* **Extracted information**:
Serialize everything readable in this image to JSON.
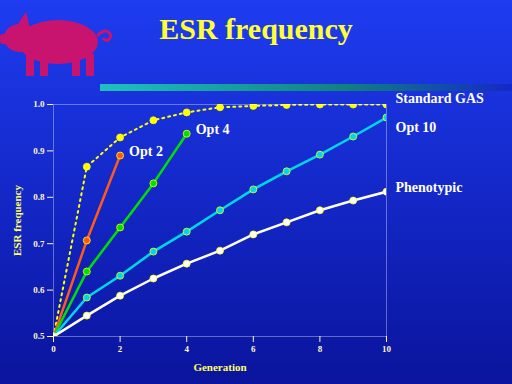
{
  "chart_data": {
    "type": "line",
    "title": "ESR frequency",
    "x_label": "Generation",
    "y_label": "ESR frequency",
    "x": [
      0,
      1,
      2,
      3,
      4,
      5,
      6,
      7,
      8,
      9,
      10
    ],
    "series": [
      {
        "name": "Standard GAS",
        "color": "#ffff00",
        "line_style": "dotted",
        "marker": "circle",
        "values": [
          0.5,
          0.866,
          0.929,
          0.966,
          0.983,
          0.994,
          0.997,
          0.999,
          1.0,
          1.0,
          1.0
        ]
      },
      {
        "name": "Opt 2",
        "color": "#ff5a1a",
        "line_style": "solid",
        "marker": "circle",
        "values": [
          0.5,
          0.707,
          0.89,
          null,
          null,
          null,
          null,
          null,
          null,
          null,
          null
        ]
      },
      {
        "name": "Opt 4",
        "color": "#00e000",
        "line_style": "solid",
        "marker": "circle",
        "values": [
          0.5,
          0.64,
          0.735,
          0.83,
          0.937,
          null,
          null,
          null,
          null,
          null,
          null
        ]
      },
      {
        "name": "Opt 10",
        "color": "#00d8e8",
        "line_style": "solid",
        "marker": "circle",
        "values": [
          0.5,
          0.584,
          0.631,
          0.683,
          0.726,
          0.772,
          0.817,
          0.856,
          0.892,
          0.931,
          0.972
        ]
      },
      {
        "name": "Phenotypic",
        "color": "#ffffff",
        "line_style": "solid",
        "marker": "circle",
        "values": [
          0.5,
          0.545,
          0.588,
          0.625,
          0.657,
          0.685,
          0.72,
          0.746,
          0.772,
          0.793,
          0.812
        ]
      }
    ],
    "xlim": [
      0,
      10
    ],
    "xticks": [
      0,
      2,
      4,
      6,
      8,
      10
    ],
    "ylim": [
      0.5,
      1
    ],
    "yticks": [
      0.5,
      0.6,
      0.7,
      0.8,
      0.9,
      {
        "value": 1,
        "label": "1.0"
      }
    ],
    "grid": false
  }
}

* **What you have to do**: Quote the data exactly, leaving every image out of the copy.

* **Exercise response**:
Serialize everything readable in this image to JSON.
{
  "chart_data": {
    "type": "line",
    "title": "ESR frequency",
    "x_label": "Generation",
    "y_label": "ESR frequency",
    "x": [
      0,
      1,
      2,
      3,
      4,
      5,
      6,
      7,
      8,
      9,
      10
    ],
    "series": [
      {
        "name": "Standard GAS",
        "color": "#ffff00",
        "line_style": "dotted",
        "marker": "circle",
        "values": [
          0.5,
          0.866,
          0.929,
          0.966,
          0.983,
          0.994,
          0.997,
          0.999,
          1.0,
          1.0,
          1.0
        ]
      },
      {
        "name": "Opt 2",
        "color": "#ff5a1a",
        "line_style": "solid",
        "marker": "circle",
        "values": [
          0.5,
          0.707,
          0.89,
          null,
          null,
          null,
          null,
          null,
          null,
          null,
          null
        ]
      },
      {
        "name": "Opt 4",
        "color": "#00e000",
        "line_style": "solid",
        "marker": "circle",
        "values": [
          0.5,
          0.64,
          0.735,
          0.83,
          0.937,
          null,
          null,
          null,
          null,
          null,
          null
        ]
      },
      {
        "name": "Opt 10",
        "color": "#00d8e8",
        "line_style": "solid",
        "marker": "circle",
        "values": [
          0.5,
          0.584,
          0.631,
          0.683,
          0.726,
          0.772,
          0.817,
          0.856,
          0.892,
          0.931,
          0.972
        ]
      },
      {
        "name": "Phenotypic",
        "color": "#ffffff",
        "line_style": "solid",
        "marker": "circle",
        "values": [
          0.5,
          0.545,
          0.588,
          0.625,
          0.657,
          0.685,
          0.72,
          0.746,
          0.772,
          0.793,
          0.812
        ]
      }
    ],
    "xlim": [
      0,
      10
    ],
    "xticks": [
      0,
      2,
      4,
      6,
      8,
      10
    ],
    "ylim": [
      0.5,
      1
    ],
    "yticks": [
      0.5,
      0.6,
      0.7,
      0.8,
      0.9,
      {
        "value": 1,
        "label": "1.0"
      }
    ],
    "grid": false
  }
}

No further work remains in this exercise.